TO BE DONE
Give all of the lines again exactly as they read.

****************

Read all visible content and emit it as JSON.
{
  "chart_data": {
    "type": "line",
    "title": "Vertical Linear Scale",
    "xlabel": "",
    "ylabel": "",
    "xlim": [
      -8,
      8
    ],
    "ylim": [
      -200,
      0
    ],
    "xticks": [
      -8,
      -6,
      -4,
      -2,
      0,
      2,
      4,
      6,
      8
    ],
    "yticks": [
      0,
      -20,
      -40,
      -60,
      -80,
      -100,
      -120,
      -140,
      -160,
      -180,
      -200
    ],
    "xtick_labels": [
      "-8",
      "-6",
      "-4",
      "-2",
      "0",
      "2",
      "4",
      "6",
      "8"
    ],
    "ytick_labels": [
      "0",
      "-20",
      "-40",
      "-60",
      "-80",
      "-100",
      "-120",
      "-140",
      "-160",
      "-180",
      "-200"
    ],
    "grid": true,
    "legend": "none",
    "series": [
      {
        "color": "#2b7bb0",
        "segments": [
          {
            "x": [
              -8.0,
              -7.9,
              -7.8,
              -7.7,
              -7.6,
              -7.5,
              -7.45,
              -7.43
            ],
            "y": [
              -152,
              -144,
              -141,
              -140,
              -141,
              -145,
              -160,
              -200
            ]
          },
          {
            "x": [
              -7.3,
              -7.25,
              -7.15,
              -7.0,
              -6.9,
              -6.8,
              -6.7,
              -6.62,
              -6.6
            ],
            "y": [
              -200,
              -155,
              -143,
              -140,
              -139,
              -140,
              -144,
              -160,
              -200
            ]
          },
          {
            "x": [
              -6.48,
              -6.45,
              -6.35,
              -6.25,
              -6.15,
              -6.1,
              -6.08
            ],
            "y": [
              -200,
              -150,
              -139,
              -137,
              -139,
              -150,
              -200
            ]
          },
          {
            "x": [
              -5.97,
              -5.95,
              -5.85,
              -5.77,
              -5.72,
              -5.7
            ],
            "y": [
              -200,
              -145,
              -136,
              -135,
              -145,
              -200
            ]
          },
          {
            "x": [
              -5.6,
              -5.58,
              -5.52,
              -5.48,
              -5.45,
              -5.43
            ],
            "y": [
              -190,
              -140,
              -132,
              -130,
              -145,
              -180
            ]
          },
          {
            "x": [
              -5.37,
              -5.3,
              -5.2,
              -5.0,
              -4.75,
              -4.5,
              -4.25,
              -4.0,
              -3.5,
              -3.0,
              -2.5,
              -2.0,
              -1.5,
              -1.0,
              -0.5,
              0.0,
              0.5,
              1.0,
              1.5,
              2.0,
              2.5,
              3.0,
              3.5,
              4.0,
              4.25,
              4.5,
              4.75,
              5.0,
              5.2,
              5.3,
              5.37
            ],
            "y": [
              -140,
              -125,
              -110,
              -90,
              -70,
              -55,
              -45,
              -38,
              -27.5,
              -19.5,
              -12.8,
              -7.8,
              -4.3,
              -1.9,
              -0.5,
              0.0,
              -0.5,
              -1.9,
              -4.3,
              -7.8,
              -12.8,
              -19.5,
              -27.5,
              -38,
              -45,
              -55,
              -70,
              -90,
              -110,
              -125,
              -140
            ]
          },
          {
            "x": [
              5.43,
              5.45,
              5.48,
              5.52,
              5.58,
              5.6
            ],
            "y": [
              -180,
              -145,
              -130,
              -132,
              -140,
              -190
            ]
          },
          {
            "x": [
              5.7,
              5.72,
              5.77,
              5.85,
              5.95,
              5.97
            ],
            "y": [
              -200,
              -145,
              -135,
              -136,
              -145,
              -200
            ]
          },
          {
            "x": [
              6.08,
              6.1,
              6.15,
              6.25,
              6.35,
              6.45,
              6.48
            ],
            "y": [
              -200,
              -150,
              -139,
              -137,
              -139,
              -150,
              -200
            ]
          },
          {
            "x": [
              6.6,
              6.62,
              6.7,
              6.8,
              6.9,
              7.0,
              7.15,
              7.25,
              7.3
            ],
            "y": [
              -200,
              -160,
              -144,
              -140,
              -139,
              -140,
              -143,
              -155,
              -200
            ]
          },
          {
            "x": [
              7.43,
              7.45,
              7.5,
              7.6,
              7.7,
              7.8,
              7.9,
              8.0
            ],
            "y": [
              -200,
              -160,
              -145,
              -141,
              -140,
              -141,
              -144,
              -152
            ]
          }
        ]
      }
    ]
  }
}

****************

EXPECTED OUTPUT
Read all visible content and emit it as JSON.
{
  "chart_data": {
    "type": "line",
    "title": "Vertical Linear Scale",
    "xlabel": "",
    "ylabel": "",
    "xlim": [
      -8,
      8
    ],
    "ylim": [
      -200,
      0
    ],
    "xticks": [
      -8,
      -6,
      -4,
      -2,
      0,
      2,
      4,
      6,
      8
    ],
    "yticks": [
      0,
      -20,
      -40,
      -60,
      -80,
      -100,
      -120,
      -140,
      -160,
      -180,
      -200
    ],
    "xtick_labels": [
      "-8",
      "-6",
      "-4",
      "-2",
      "0",
      "2",
      "4",
      "6",
      "8"
    ],
    "ytick_labels": [
      "0",
      "-20",
      "-40",
      "-60",
      "-80",
      "-100",
      "-120",
      "-140",
      "-160",
      "-180",
      "-200"
    ],
    "grid": true,
    "legend": "none",
    "series": [
      {
        "color": "#2b7bb0",
        "segments": [
          {
            "x": [
              -8.0,
              -7.9,
              -7.8,
              -7.7,
              -7.6,
              -7.5,
              -7.45,
              -7.43
            ],
            "y": [
              -152,
              -144,
              -141,
              -140,
              -141,
              -145,
              -160,
              -200
            ]
          },
          {
            "x": [
              -7.3,
              -7.25,
              -7.15,
              -7.0,
              -6.9,
              -6.8,
              -6.7,
              -6.62,
              -6.6
            ],
            "y": [
              -200,
              -155,
              -143,
              -140,
              -139,
              -140,
              -144,
              -160,
              -200
            ]
          },
          {
            "x": [
              -6.48,
              -6.45,
              -6.35,
              -6.25,
              -6.15,
              -6.1,
              -6.08
            ],
            "y": [
              -200,
              -150,
              -139,
              -137,
              -139,
              -150,
              -200
            ]
          },
          {
            "x": [
              -5.97,
              -5.95,
              -5.85,
              -5.77,
              -5.72,
              -5.7
            ],
            "y": [
              -200,
              -145,
              -136,
              -135,
              -145,
              -200
            ]
          },
          {
            "x": [
              -5.6,
              -5.58,
              -5.52,
              -5.48,
              -5.45,
              -5.43
            ],
            "y": [
              -190,
              -140,
              -132,
              -130,
              -145,
              -180
            ]
          },
          {
            "x": [
              -5.37,
              -5.3,
              -5.2,
              -5.0,
              -4.75,
              -4.5,
              -4.25,
              -4.0,
              -3.5,
              -3.0,
              -2.5,
              -2.0,
              -1.5,
              -1.0,
              -0.5,
              0.0,
              0.5,
              1.0,
              1.5,
              2.0,
              2.5,
              3.0,
              3.5,
              4.0,
              4.25,
              4.5,
              4.75,
              5.0,
              5.2,
              5.3,
              5.37
            ],
            "y": [
              -140,
              -125,
              -110,
              -90,
              -70,
              -55,
              -45,
              -38,
              -27.5,
              -19.5,
              -12.8,
              -7.8,
              -4.3,
              -1.9,
              -0.5,
              0.0,
              -0.5,
              -1.9,
              -4.3,
              -7.8,
              -12.8,
              -19.5,
              -27.5,
              -38,
              -45,
              -55,
              -70,
              -90,
              -110,
              -125,
              -140
            ]
          },
          {
            "x": [
              5.43,
              5.45,
              5.48,
              5.52,
              5.58,
              5.6
            ],
            "y": [
              -180,
              -145,
              -130,
              -132,
              -140,
              -190
            ]
          },
          {
            "x": [
              5.7,
              5.72,
              5.77,
              5.85,
              5.95,
              5.97
            ],
            "y": [
              -200,
              -145,
              -135,
              -136,
              -145,
              -200
            ]
          },
          {
            "x": [
              6.08,
              6.1,
              6.15,
              6.25,
              6.35,
              6.45,
              6.48
            ],
            "y": [
              -200,
              -150,
              -139,
              -137,
              -139,
              -150,
              -200
            ]
          },
          {
            "x": [
              6.6,
              6.62,
              6.7,
              6.8,
              6.9,
              7.0,
              7.15,
              7.25,
              7.3
            ],
            "y": [
              -200,
              -160,
              -144,
              -140,
              -139,
              -140,
              -143,
              -155,
              -200
            ]
          },
          {
            "x": [
              7.43,
              7.45,
              7.5,
              7.6,
              7.7,
              7.8,
              7.9,
              8.0
            ],
            "y": [
              -200,
              -160,
              -145,
              -141,
              -140,
              -141,
              -144,
              -152
            ]
          }
        ]
      }
    ]
  }
}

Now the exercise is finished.